Directions: Filtering the records below, copy only those lines that include the word "tick".
**********
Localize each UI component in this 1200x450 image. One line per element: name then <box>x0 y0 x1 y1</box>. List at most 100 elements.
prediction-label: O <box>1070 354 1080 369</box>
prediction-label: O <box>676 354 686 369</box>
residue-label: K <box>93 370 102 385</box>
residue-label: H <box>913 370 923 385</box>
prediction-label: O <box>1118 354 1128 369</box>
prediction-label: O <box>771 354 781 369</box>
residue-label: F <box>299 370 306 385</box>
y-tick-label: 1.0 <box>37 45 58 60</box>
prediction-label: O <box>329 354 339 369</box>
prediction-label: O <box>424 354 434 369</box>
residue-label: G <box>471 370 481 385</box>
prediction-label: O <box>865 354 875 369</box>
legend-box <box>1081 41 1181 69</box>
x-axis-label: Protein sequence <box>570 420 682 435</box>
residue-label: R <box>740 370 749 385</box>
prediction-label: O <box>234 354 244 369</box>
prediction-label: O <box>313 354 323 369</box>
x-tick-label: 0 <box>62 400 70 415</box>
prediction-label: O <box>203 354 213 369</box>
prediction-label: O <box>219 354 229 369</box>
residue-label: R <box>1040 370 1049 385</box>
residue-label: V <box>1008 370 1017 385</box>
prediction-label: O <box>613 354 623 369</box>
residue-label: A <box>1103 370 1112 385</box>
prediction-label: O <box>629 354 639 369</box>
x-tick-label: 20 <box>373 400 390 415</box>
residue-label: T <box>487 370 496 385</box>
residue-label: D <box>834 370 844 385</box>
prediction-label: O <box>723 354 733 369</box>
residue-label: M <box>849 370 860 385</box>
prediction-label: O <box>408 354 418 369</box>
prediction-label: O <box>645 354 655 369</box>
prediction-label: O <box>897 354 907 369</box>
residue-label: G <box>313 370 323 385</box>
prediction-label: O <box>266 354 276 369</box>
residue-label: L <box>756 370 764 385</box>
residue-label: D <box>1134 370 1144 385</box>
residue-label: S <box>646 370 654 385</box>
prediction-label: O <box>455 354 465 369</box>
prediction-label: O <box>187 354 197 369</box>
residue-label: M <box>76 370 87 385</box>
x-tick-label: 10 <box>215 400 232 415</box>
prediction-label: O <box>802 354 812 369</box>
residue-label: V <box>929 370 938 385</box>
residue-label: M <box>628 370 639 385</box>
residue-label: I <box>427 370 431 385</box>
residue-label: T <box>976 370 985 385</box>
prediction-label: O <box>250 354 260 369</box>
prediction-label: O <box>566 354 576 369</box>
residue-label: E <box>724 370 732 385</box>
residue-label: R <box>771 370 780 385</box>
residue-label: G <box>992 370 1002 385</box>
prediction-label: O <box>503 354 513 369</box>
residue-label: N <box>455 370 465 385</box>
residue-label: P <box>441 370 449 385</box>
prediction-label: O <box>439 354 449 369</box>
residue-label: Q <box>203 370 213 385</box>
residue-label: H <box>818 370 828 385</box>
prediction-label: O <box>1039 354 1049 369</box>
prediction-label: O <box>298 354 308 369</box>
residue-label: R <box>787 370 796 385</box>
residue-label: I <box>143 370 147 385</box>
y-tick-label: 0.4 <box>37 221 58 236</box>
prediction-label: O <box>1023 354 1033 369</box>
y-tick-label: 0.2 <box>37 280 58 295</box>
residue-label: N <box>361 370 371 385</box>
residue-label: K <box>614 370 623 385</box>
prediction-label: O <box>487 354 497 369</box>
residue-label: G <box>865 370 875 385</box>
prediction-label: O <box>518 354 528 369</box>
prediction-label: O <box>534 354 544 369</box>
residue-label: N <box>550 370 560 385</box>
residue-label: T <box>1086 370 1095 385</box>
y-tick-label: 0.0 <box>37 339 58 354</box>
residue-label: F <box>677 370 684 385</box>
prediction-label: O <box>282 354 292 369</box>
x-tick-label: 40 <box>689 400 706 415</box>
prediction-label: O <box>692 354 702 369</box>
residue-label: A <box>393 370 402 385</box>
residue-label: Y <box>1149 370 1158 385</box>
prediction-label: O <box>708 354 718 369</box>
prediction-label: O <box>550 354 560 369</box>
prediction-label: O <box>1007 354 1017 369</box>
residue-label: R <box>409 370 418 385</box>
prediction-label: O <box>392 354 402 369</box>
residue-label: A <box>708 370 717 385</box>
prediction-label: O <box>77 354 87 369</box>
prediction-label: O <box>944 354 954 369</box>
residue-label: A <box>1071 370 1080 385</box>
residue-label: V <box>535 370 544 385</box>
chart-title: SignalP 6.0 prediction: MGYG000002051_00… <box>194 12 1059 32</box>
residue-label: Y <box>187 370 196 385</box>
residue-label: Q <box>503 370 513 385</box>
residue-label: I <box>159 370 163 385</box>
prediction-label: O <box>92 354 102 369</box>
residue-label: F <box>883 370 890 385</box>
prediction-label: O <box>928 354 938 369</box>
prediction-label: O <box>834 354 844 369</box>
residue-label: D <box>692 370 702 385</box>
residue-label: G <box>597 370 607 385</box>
**********
Exercise solution:
y-tick-label: 1.0 <box>37 45 58 60</box>
x-tick-label: 0 <box>62 400 70 415</box>
x-tick-label: 20 <box>373 400 390 415</box>
x-tick-label: 10 <box>215 400 232 415</box>
y-tick-label: 0.4 <box>37 221 58 236</box>
y-tick-label: 0.2 <box>37 280 58 295</box>
y-tick-label: 0.0 <box>37 339 58 354</box>
x-tick-label: 40 <box>689 400 706 415</box>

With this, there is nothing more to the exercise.